Counting only lines that hold "Agentes", give the total and nothing more.

(Stored items)
-=-=-=-=-

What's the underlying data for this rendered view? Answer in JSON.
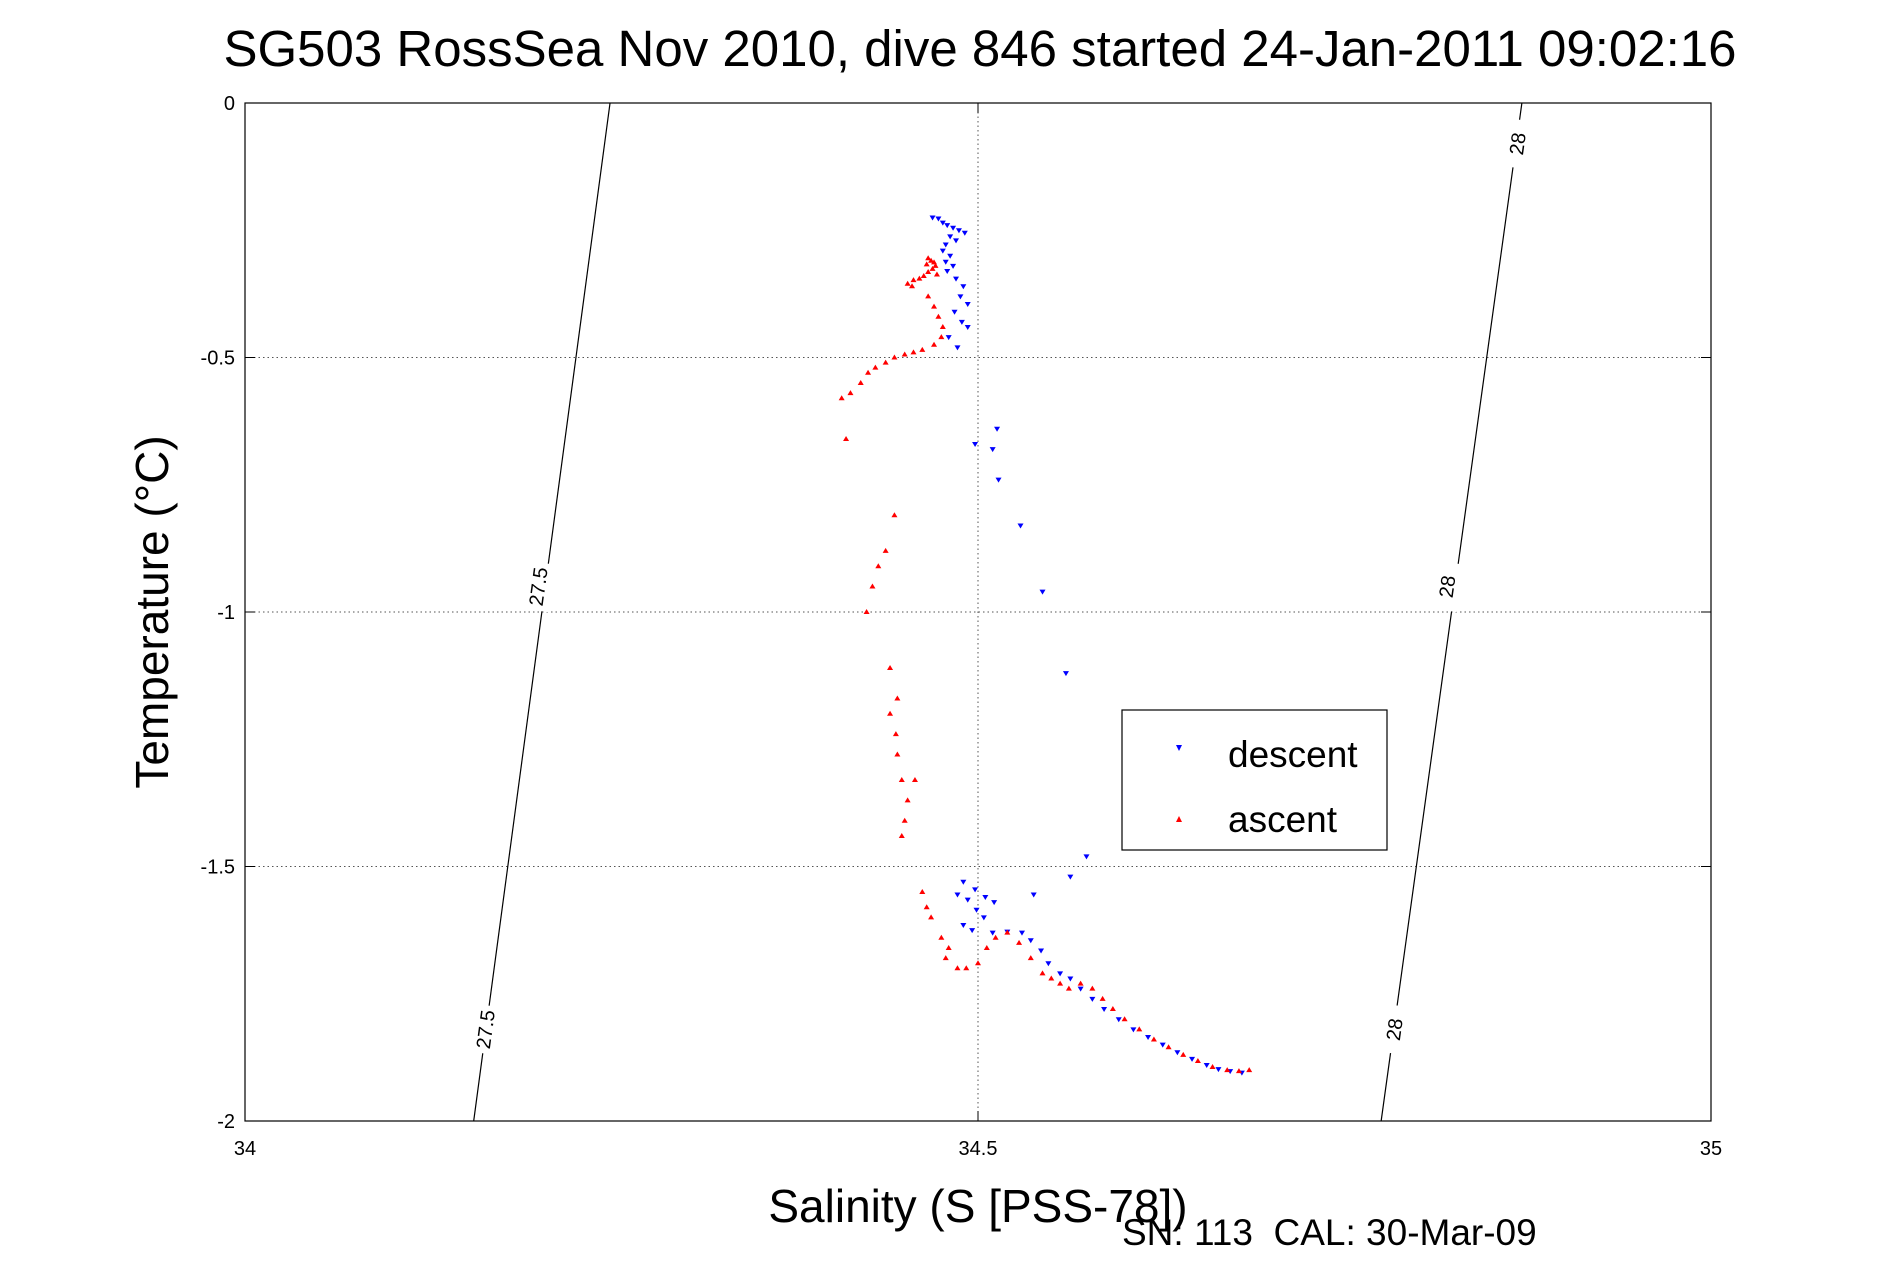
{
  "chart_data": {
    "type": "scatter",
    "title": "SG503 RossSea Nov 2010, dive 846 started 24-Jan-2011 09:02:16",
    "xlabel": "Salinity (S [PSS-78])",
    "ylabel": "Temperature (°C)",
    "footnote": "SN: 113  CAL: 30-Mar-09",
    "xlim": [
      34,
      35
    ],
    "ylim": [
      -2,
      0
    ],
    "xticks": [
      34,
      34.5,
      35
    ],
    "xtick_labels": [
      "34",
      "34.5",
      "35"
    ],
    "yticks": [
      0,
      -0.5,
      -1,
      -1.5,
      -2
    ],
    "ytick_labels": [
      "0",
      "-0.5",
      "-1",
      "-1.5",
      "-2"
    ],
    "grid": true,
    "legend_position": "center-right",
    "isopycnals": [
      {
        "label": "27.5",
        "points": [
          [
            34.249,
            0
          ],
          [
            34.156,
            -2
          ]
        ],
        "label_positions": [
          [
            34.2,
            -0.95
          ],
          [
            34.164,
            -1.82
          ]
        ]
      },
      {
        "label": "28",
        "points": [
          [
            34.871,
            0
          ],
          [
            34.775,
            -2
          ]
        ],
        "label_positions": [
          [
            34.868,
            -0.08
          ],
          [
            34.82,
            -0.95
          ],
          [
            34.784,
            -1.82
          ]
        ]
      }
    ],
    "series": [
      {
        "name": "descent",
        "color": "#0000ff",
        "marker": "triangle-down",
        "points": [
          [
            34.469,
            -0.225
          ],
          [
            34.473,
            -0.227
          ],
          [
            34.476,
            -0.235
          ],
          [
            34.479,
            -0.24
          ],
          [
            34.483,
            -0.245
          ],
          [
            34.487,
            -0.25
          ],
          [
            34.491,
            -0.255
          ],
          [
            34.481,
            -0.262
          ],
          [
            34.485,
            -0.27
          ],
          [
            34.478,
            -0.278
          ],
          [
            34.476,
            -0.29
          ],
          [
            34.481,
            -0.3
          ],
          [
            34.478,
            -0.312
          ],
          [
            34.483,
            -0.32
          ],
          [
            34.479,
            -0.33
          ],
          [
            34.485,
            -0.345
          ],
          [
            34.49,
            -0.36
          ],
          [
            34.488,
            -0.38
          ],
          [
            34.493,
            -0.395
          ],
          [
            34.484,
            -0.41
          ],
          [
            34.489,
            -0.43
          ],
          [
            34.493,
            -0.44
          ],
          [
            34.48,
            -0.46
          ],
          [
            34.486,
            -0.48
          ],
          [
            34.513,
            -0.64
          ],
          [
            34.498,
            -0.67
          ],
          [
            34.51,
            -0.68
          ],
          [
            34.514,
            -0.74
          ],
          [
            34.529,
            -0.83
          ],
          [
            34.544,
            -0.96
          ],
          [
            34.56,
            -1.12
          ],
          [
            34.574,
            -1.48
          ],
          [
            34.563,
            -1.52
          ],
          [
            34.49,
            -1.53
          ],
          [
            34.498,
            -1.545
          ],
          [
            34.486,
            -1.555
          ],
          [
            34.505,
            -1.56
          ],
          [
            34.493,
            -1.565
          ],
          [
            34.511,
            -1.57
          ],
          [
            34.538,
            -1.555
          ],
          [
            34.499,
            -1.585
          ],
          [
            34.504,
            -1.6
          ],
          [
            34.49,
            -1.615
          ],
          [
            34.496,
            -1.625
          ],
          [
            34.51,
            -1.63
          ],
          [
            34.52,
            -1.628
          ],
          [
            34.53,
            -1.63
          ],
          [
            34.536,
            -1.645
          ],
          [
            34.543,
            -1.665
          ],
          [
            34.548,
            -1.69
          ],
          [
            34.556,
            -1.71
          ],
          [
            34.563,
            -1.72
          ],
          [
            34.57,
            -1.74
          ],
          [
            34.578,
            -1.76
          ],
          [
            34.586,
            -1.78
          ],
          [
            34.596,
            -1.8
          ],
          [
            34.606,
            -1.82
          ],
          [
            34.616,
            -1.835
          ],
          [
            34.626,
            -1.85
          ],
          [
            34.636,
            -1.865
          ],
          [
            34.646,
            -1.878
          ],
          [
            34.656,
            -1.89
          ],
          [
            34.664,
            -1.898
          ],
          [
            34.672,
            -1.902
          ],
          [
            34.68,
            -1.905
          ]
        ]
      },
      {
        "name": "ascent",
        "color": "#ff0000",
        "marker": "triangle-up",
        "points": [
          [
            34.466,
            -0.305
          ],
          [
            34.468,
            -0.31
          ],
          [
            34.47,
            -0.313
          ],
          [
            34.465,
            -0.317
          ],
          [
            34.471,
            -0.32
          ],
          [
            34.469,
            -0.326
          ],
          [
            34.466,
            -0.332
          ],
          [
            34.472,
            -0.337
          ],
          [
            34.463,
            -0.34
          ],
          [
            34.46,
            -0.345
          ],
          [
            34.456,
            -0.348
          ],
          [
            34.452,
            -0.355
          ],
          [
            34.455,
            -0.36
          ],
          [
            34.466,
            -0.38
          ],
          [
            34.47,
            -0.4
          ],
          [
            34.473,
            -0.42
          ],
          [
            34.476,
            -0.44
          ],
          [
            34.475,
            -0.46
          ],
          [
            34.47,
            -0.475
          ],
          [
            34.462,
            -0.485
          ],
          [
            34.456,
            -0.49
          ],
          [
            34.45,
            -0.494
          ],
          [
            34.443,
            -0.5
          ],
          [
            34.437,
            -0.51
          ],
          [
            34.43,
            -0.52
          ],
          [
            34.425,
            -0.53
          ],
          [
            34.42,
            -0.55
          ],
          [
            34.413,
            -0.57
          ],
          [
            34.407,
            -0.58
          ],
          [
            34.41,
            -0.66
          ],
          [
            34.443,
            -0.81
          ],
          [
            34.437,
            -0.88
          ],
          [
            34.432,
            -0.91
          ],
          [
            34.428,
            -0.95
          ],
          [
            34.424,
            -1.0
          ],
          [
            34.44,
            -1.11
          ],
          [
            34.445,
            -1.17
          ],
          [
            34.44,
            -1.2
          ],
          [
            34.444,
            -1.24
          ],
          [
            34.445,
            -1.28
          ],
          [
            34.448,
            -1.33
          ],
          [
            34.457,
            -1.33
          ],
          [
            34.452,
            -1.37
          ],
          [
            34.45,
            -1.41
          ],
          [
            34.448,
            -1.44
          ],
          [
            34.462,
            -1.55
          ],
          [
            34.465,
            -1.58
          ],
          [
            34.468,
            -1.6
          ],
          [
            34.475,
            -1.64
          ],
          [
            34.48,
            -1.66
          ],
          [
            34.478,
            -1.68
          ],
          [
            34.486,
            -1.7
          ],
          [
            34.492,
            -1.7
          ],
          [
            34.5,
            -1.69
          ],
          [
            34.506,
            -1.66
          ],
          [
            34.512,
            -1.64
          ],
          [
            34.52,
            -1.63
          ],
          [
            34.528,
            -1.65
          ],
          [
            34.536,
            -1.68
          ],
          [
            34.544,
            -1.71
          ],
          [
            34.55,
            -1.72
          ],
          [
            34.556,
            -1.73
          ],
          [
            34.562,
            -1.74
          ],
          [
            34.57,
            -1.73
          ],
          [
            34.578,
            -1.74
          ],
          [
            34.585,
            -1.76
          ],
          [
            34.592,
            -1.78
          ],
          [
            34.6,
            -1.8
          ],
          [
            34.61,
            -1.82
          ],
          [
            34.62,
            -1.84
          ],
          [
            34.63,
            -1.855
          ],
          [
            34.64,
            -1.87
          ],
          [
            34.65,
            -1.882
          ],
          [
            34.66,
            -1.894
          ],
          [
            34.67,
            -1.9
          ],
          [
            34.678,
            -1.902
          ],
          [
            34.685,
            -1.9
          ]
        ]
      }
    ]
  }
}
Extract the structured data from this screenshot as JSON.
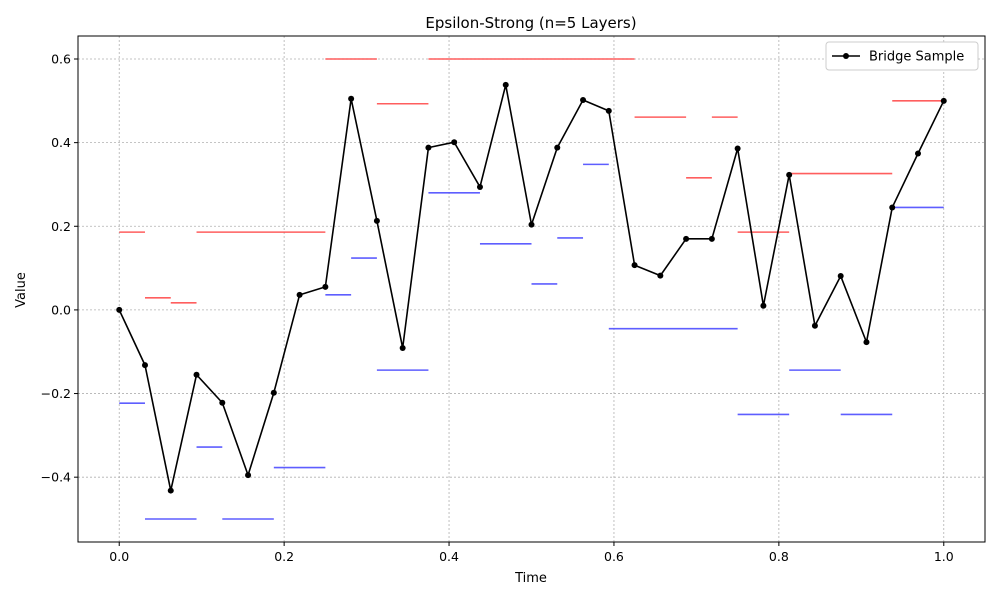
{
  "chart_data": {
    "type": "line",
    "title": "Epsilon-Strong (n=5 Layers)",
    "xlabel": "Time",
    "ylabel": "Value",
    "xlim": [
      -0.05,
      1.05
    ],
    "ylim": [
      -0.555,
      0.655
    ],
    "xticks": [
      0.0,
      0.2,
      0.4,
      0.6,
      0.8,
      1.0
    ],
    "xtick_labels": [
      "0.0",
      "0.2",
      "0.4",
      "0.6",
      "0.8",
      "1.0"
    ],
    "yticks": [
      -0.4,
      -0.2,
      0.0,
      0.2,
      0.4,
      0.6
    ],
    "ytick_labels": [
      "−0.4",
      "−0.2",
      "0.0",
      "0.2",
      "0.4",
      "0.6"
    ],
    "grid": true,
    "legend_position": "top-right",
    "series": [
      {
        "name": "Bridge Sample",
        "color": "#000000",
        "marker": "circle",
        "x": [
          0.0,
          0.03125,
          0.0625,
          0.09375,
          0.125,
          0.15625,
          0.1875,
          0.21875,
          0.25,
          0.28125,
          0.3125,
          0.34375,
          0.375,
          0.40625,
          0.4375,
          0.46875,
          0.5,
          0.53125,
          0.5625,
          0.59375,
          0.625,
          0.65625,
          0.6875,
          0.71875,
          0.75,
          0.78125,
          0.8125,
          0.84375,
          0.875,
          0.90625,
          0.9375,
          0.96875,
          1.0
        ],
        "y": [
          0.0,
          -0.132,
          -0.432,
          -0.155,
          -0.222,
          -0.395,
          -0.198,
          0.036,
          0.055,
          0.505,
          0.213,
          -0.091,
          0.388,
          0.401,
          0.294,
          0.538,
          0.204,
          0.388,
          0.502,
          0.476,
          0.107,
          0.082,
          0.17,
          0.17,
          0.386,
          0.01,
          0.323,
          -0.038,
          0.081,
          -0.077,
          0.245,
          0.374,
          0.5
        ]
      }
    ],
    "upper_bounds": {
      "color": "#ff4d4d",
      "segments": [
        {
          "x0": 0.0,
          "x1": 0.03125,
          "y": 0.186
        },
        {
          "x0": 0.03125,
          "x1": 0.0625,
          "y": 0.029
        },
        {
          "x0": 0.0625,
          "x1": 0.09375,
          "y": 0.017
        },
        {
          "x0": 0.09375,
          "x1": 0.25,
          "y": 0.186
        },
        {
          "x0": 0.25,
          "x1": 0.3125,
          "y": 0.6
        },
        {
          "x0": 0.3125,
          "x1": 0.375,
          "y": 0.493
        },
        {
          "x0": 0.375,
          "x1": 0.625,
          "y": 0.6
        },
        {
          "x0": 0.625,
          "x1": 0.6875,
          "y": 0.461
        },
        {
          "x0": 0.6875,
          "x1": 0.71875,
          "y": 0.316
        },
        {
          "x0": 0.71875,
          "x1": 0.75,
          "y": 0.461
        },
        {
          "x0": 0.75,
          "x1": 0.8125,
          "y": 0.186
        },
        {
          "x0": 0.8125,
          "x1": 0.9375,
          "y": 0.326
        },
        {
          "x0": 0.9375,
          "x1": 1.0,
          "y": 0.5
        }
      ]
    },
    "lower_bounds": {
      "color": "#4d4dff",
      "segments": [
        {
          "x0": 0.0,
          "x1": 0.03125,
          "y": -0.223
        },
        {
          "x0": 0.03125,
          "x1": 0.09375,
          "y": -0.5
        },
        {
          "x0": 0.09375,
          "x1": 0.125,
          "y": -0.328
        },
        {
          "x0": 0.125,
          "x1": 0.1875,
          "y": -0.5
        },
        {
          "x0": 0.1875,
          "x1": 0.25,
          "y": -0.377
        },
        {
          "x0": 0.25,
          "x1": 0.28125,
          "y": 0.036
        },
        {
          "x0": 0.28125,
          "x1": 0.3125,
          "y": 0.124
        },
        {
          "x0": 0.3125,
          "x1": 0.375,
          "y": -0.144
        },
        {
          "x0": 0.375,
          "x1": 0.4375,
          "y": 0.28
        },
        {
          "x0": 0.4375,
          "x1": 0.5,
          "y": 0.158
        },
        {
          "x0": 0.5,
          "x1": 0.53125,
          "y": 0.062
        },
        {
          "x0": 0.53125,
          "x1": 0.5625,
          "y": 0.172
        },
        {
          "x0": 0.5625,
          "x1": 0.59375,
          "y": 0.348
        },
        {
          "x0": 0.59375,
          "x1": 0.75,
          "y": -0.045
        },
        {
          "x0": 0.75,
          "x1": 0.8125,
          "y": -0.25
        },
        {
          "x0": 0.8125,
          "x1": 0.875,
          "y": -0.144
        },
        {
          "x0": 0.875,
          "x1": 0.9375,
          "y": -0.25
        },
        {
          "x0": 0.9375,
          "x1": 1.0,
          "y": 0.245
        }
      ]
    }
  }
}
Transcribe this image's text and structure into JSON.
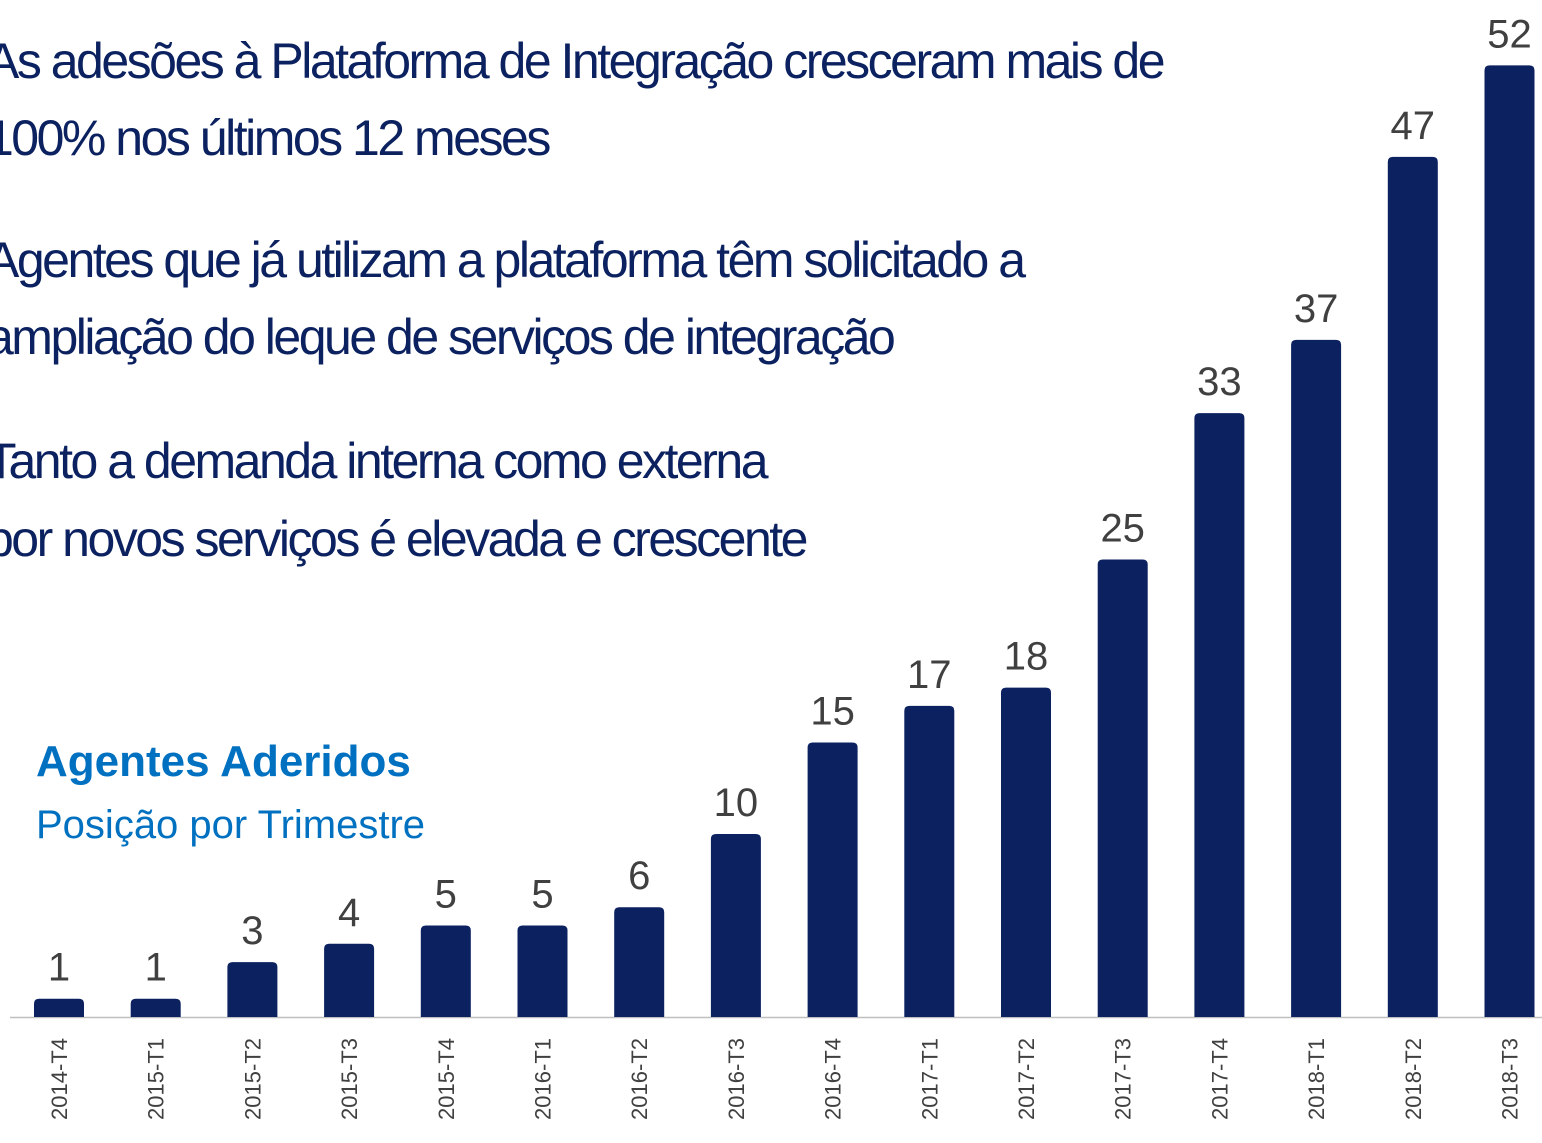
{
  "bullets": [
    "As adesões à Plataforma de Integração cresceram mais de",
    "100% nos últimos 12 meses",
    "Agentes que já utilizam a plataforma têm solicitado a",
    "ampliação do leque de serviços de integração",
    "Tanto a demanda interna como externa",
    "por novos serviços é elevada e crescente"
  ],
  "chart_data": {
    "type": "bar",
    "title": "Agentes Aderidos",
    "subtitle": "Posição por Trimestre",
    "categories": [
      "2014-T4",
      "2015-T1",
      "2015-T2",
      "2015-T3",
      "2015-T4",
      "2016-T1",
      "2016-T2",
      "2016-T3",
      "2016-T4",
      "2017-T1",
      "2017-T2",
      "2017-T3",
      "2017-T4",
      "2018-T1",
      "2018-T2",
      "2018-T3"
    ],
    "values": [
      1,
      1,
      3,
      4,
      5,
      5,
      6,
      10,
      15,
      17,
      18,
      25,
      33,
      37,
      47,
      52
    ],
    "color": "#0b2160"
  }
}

-=-=-=-=-

## [WORKED ANSWER]
2